* Begin Excerpted records *

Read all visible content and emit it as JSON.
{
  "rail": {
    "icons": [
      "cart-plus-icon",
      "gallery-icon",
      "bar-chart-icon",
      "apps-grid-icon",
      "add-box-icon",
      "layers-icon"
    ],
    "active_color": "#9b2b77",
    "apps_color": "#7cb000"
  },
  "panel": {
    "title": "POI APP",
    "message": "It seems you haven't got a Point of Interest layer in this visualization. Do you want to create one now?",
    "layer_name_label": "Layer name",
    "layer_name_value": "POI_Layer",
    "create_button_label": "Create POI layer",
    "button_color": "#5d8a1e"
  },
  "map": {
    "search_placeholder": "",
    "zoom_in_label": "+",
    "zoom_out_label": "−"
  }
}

* End Excerpted records *

# Work instructions
Send back each record exactly as it stands.

# Response for this exercise
Read all visible content and emit it as JSON.
{
  "rail": {
    "icons": [
      "cart-plus-icon",
      "gallery-icon",
      "bar-chart-icon",
      "apps-grid-icon",
      "add-box-icon",
      "layers-icon"
    ],
    "active_color": "#9b2b77",
    "apps_color": "#7cb000"
  },
  "panel": {
    "title": "POI APP",
    "message": "It seems you haven't got a Point of Interest layer in this visualization. Do you want to create one now?",
    "layer_name_label": "Layer name",
    "layer_name_value": "POI_Layer",
    "create_button_label": "Create POI layer",
    "button_color": "#5d8a1e"
  },
  "map": {
    "search_placeholder": "",
    "zoom_in_label": "+",
    "zoom_out_label": "−"
  }
}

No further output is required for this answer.